Work required>
Exactly as written, quote every line that follows, skipping the images.

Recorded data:
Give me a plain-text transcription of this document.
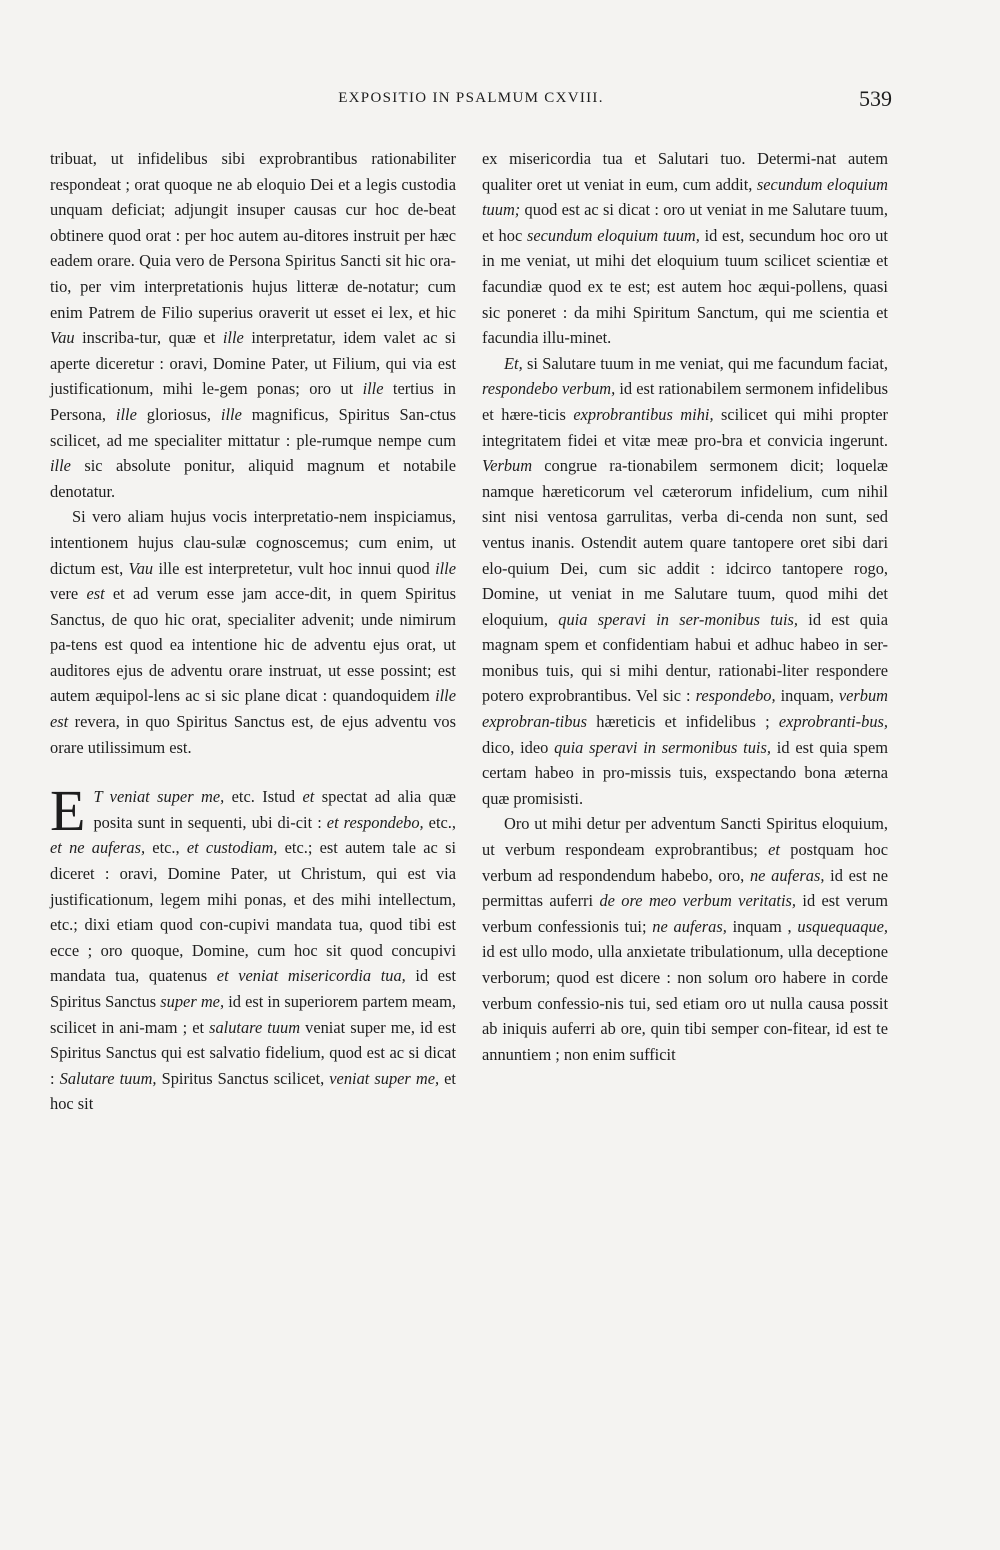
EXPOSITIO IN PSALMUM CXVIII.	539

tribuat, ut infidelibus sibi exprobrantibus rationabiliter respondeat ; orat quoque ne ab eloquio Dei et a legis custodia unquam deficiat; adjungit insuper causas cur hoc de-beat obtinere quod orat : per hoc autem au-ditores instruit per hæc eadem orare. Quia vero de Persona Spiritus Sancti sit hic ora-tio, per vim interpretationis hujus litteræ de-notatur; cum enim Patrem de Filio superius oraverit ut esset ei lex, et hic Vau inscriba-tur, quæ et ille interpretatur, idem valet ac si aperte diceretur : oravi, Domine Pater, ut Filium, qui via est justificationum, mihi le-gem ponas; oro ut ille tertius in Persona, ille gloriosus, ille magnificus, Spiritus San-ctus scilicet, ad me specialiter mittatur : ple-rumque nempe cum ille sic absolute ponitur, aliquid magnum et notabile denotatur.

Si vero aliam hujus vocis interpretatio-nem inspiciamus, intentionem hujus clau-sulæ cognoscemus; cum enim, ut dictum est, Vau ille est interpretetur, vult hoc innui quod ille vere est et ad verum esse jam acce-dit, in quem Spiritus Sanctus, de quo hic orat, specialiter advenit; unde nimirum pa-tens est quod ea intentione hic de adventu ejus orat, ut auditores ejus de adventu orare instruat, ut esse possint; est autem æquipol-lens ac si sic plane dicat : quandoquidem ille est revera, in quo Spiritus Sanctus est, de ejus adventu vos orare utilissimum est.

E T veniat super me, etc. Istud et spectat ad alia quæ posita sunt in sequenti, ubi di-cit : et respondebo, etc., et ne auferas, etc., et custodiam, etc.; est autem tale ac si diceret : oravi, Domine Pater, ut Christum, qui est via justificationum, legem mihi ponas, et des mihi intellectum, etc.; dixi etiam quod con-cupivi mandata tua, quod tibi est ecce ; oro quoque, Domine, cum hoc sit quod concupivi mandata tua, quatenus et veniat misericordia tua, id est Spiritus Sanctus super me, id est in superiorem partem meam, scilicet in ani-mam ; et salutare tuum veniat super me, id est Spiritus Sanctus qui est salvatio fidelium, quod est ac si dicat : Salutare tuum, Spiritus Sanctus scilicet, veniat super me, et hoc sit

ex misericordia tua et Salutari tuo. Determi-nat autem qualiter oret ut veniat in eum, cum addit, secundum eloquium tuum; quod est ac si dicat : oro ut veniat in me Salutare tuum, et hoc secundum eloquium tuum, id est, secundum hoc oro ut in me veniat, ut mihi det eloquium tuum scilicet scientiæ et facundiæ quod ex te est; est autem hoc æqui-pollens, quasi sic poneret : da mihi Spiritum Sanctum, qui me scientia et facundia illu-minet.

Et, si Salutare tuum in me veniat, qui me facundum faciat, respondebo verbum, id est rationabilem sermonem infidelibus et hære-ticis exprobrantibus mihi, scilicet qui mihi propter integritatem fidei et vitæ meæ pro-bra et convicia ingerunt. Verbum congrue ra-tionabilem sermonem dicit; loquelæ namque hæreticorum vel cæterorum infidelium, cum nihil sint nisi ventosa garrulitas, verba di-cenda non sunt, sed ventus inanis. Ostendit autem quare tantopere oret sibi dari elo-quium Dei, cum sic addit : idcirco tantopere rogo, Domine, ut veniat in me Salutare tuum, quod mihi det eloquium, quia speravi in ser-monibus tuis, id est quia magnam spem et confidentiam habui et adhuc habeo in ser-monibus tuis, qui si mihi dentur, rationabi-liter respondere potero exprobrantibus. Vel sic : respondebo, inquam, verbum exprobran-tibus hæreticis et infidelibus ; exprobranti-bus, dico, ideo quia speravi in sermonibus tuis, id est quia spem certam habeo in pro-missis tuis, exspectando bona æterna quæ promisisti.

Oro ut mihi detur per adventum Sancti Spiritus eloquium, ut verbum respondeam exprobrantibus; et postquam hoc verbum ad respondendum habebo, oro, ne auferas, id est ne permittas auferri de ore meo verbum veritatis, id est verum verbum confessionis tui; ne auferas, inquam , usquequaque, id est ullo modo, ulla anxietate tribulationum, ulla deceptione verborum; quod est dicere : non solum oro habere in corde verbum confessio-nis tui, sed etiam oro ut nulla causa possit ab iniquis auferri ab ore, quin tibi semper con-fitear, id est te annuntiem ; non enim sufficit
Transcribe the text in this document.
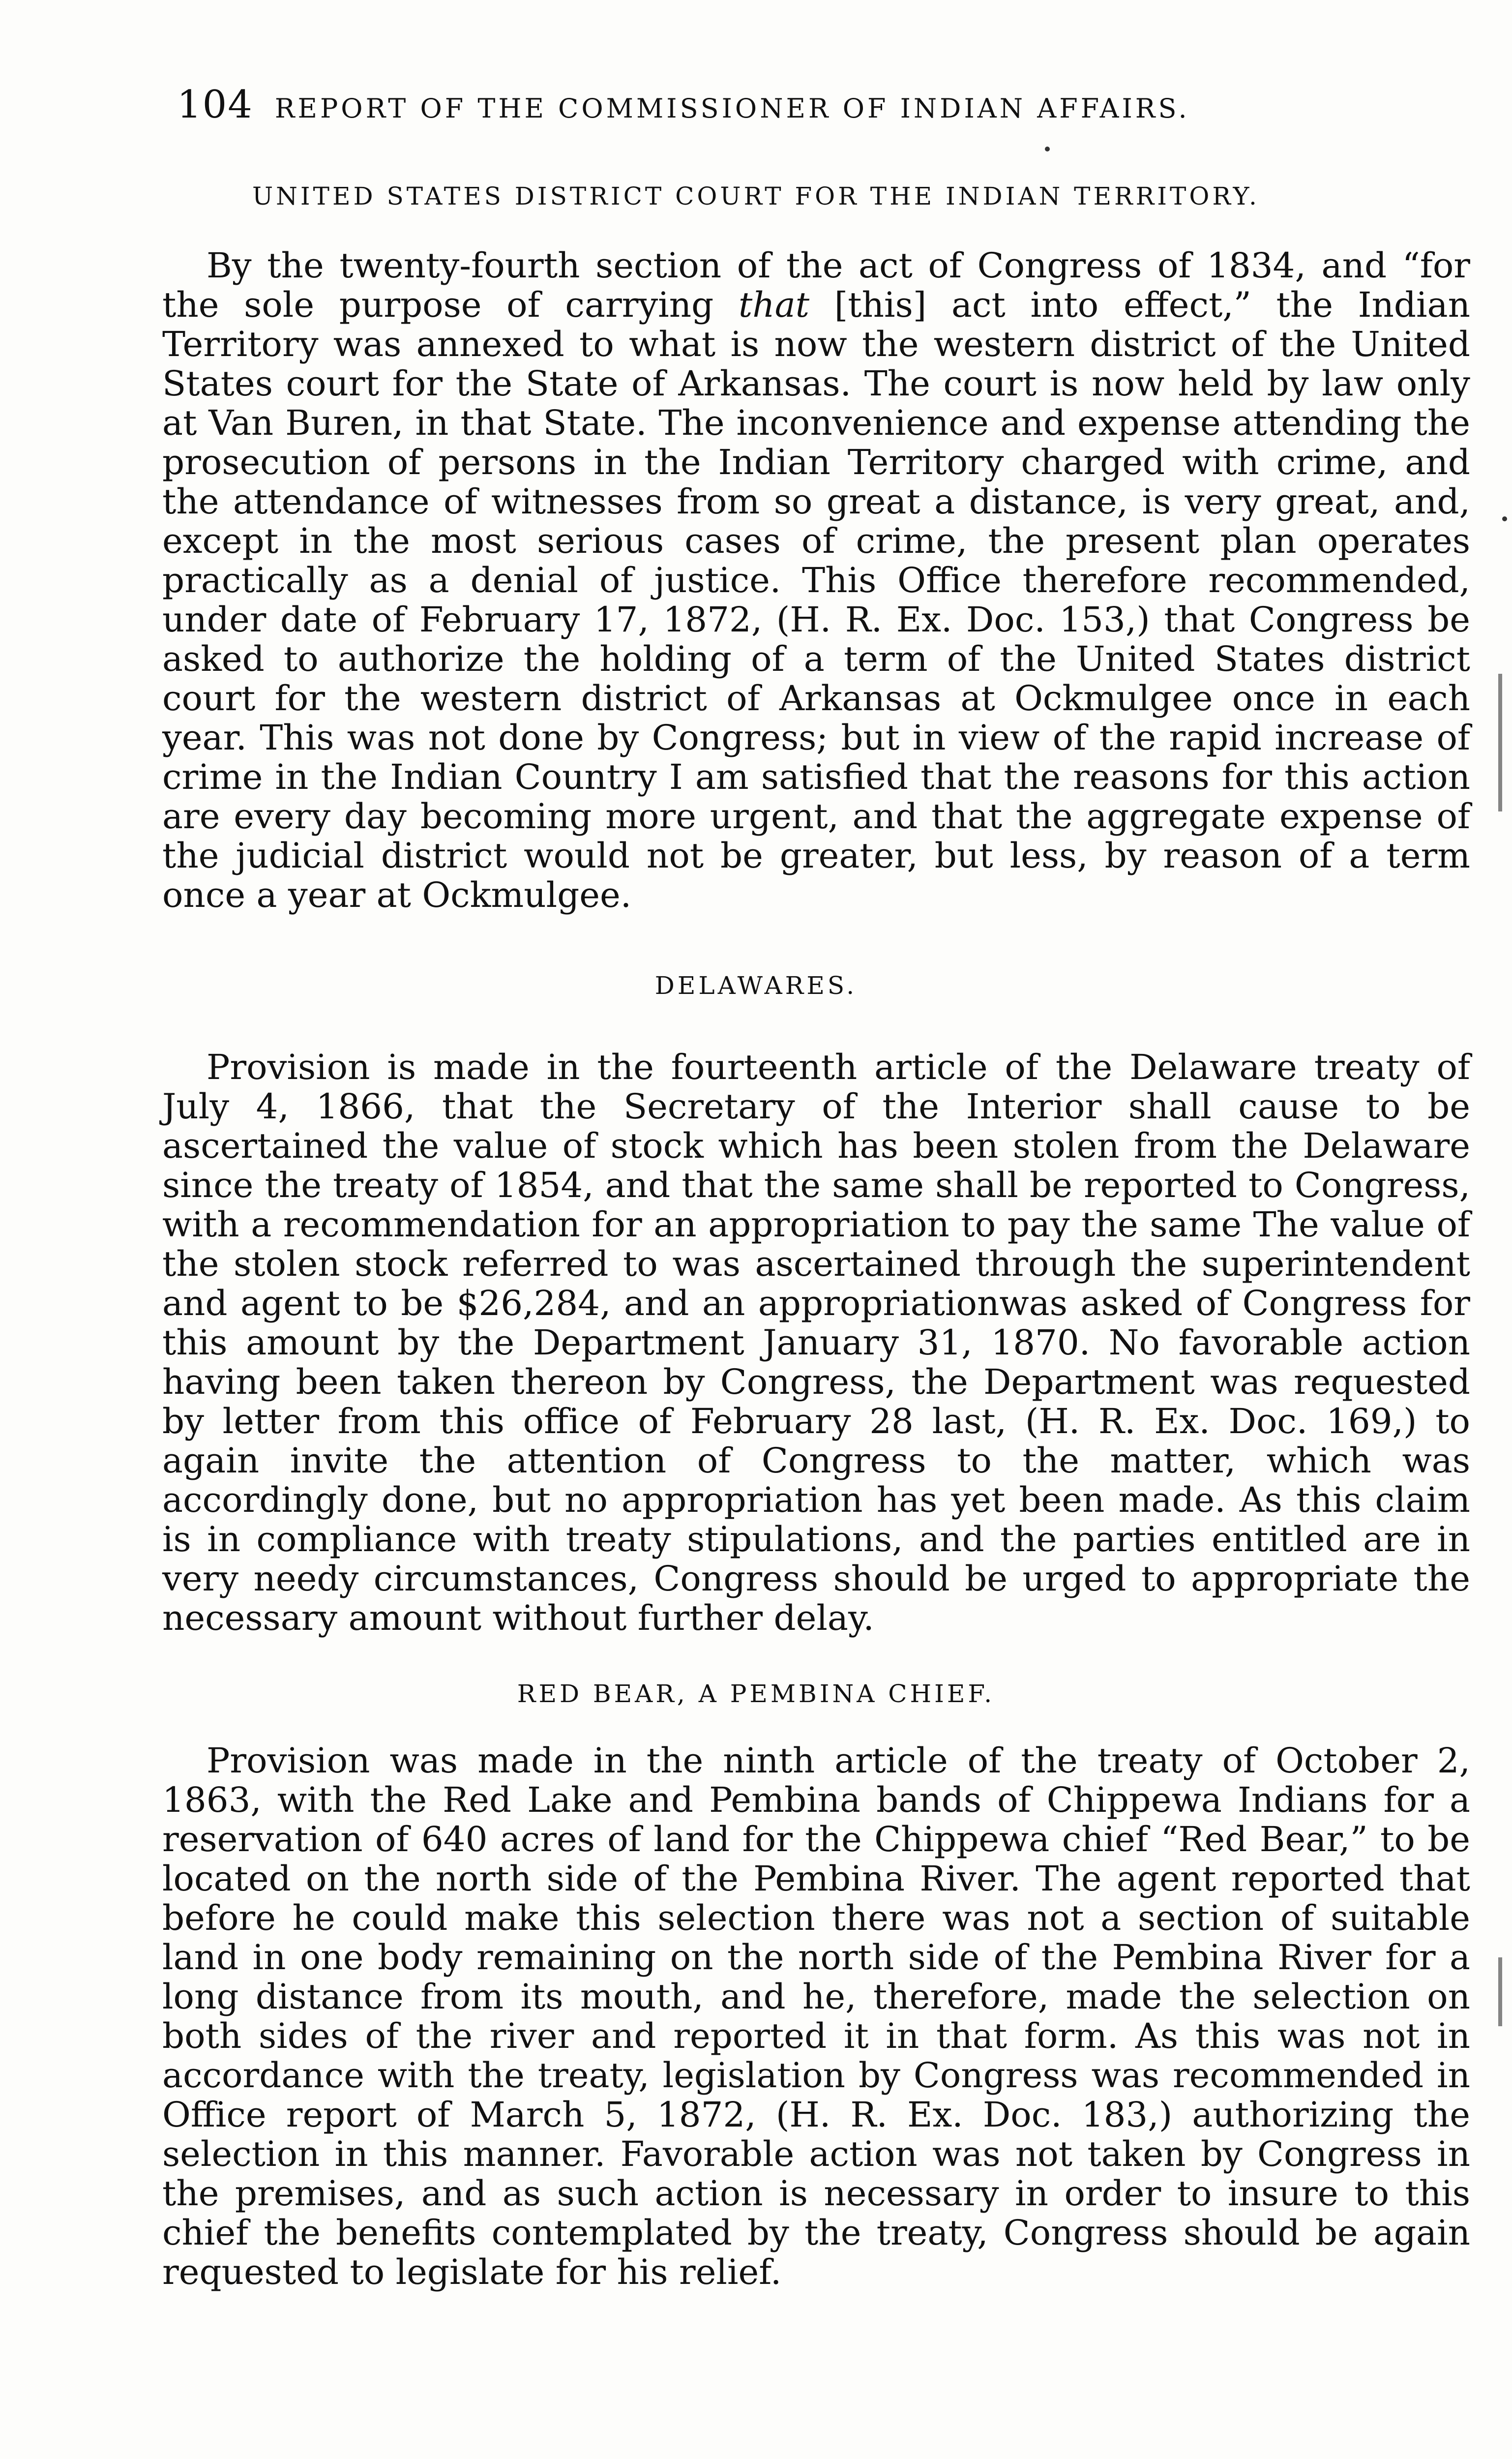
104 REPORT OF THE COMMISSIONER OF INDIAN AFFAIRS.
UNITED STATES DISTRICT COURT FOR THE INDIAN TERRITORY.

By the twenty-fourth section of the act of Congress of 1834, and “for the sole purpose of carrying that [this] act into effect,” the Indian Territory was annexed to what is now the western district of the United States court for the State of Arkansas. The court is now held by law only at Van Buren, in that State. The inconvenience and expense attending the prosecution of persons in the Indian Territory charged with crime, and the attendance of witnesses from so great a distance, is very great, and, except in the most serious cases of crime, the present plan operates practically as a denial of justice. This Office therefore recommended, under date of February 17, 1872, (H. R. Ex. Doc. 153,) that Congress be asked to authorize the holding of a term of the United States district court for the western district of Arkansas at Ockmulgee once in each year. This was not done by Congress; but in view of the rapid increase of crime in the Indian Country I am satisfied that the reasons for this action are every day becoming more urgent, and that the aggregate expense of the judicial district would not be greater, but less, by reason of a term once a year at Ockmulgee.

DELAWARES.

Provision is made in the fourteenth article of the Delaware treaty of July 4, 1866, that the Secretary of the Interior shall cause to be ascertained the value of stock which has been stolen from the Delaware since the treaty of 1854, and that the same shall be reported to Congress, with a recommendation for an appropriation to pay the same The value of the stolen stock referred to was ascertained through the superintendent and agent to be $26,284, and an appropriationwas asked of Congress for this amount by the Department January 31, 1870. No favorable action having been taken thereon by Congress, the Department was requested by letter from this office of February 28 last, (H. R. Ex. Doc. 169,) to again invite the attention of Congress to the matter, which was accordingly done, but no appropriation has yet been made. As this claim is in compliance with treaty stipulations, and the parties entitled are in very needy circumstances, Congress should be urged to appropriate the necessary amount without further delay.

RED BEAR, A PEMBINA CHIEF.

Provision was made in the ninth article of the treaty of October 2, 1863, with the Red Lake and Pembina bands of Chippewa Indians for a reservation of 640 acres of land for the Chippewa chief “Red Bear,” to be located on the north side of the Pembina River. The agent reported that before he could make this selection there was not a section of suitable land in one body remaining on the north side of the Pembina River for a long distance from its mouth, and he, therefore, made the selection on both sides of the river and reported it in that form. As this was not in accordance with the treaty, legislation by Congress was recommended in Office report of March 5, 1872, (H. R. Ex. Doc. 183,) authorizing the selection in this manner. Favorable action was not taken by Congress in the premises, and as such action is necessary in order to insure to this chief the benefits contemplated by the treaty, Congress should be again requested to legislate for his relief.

Answer for the task>
Give me a plain-text transcription of this document.
EXPOSITIO IN PSALMUM CXVIII.	539

tribuat, ut infidelibus sibi exprobrantibus rationabiliter respondeat ; orat quoque ne ab eloquio Dei et a legis custodia unquam deficiat; adjungit insuper causas cur hoc de-beat obtinere quod orat : per hoc autem au-ditores instruit per hæc eadem orare. Quia vero de Persona Spiritus Sancti sit hic ora-tio, per vim interpretationis hujus litteræ de-notatur; cum enim Patrem de Filio superius oraverit ut esset ei lex, et hic Vau inscriba-tur, quæ et ille interpretatur, idem valet ac si aperte diceretur : oravi, Domine Pater, ut Filium, qui via est justificationum, mihi le-gem ponas; oro ut ille tertius in Persona, ille gloriosus, ille magnificus, Spiritus San-ctus scilicet, ad me specialiter mittatur : ple-rumque nempe cum ille sic absolute ponitur, aliquid magnum et notabile denotatur.

Si vero aliam hujus vocis interpretatio-nem inspiciamus, intentionem hujus clau-sulæ cognoscemus; cum enim, ut dictum est, Vau ille est interpretetur, vult hoc innui quod ille vere est et ad verum esse jam acce-dit, in quem Spiritus Sanctus, de quo hic orat, specialiter advenit; unde nimirum pa-tens est quod ea intentione hic de adventu ejus orat, ut auditores ejus de adventu orare instruat, ut esse possint; est autem æquipol-lens ac si sic plane dicat : quandoquidem ille est revera, in quo Spiritus Sanctus est, de ejus adventu vos orare utilissimum est.

E T veniat super me, etc. Istud et spectat ad alia quæ posita sunt in sequenti, ubi di-cit : et respondebo, etc., et ne auferas, etc., et custodiam, etc.; est autem tale ac si diceret : oravi, Domine Pater, ut Christum, qui est via justificationum, legem mihi ponas, et des mihi intellectum, etc.; dixi etiam quod con-cupivi mandata tua, quod tibi est ecce ; oro quoque, Domine, cum hoc sit quod concupivi mandata tua, quatenus et veniat misericordia tua, id est Spiritus Sanctus super me, id est in superiorem partem meam, scilicet in ani-mam ; et salutare tuum veniat super me, id est Spiritus Sanctus qui est salvatio fidelium, quod est ac si dicat : Salutare tuum, Spiritus Sanctus scilicet, veniat super me, et hoc sit

ex misericordia tua et Salutari tuo. Determi-nat autem qualiter oret ut veniat in eum, cum addit, secundum eloquium tuum; quod est ac si dicat : oro ut veniat in me Salutare tuum, et hoc secundum eloquium tuum, id est, secundum hoc oro ut in me veniat, ut mihi det eloquium tuum scilicet scientiæ et facundiæ quod ex te est; est autem hoc æqui-pollens, quasi sic poneret : da mihi Spiritum Sanctum, qui me scientia et facundia illu-minet.

Et, si Salutare tuum in me veniat, qui me facundum faciat, respondebo verbum, id est rationabilem sermonem infidelibus et hære-ticis exprobrantibus mihi, scilicet qui mihi propter integritatem fidei et vitæ meæ pro-bra et convicia ingerunt. Verbum congrue ra-tionabilem sermonem dicit; loquelæ namque hæreticorum vel cæterorum infidelium, cum nihil sint nisi ventosa garrulitas, verba di-cenda non sunt, sed ventus inanis. Ostendit autem quare tantopere oret sibi dari elo-quium Dei, cum sic addit : idcirco tantopere rogo, Domine, ut veniat in me Salutare tuum, quod mihi det eloquium, quia speravi in ser-monibus tuis, id est quia magnam spem et confidentiam habui et adhuc habeo in ser-monibus tuis, qui si mihi dentur, rationabi-liter respondere potero exprobrantibus. Vel sic : respondebo, inquam, verbum exprobran-tibus hæreticis et infidelibus ; exprobranti-bus, dico, ideo quia speravi in sermonibus tuis, id est quia spem certam habeo in pro-missis tuis, exspectando bona æterna quæ promisisti.

Oro ut mihi detur per adventum Sancti Spiritus eloquium, ut verbum respondeam exprobrantibus; et postquam hoc verbum ad respondendum habebo, oro, ne auferas, id est ne permittas auferri de ore meo verbum veritatis, id est verum verbum confessionis tui; ne auferas, inquam , usquequaque, id est ullo modo, ulla anxietate tribulationum, ulla deceptione verborum; quod est dicere : non solum oro habere in corde verbum confessio-nis tui, sed etiam oro ut nulla causa possit ab iniquis auferri ab ore, quin tibi semper con-fitear, id est te annuntiem ; non enim sufficit
Transcribe the text in this document.
104 REPORT OF THE COMMISSIONER OF INDIAN AFFAIRS.
UNITED STATES DISTRICT COURT FOR THE INDIAN TERRITORY.

By the twenty-fourth section of the act of Congress of 1834, and “for the sole purpose of carrying that [this] act into effect,” the Indian Territory was annexed to what is now the western district of the United States court for the State of Arkansas. The court is now held by law only at Van Buren, in that State. The inconvenience and expense attending the prosecution of persons in the Indian Territory charged with crime, and the attendance of witnesses from so great a distance, is very great, and, except in the most serious cases of crime, the present plan operates practically as a denial of justice. This Office therefore recommended, under date of February 17, 1872, (H. R. Ex. Doc. 153,) that Congress be asked to authorize the holding of a term of the United States district court for the western district of Arkansas at Ockmulgee once in each year. This was not done by Congress; but in view of the rapid increase of crime in the Indian Country I am satisfied that the reasons for this action are every day becoming more urgent, and that the aggregate expense of the judicial district would not be greater, but less, by reason of a term once a year at Ockmulgee.

DELAWARES.

Provision is made in the fourteenth article of the Delaware treaty of July 4, 1866, that the Secretary of the Interior shall cause to be ascertained the value of stock which has been stolen from the Delaware since the treaty of 1854, and that the same shall be reported to Congress, with a recommendation for an appropriation to pay the same The value of the stolen stock referred to was ascertained through the superintendent and agent to be $26,284, and an appropriationwas asked of Congress for this amount by the Department January 31, 1870. No favorable action having been taken thereon by Congress, the Department was requested by letter from this office of February 28 last, (H. R. Ex. Doc. 169,) to again invite the attention of Congress to the matter, which was accordingly done, but no appropriation has yet been made. As this claim is in compliance with treaty stipulations, and the parties entitled are in very needy circumstances, Congress should be urged to appropriate the necessary amount without further delay.

RED BEAR, A PEMBINA CHIEF.

Provision was made in the ninth article of the treaty of October 2, 1863, with the Red Lake and Pembina bands of Chippewa Indians for a reservation of 640 acres of land for the Chippewa chief “Red Bear,” to be located on the north side of the Pembina River. The agent reported that before he could make this selection there was not a section of suitable land in one body remaining on the north side of the Pembina River for a long distance from its mouth, and he, therefore, made the selection on both sides of the river and reported it in that form. As this was not in accordance with the treaty, legislation by Congress was recommended in Office report of March 5, 1872, (H. R. Ex. Doc. 183,) authorizing the selection in this manner. Favorable action was not taken by Congress in the premises, and as such action is necessary in order to insure to this chief the benefits contemplated by the treaty, Congress should be again requested to legislate for his relief.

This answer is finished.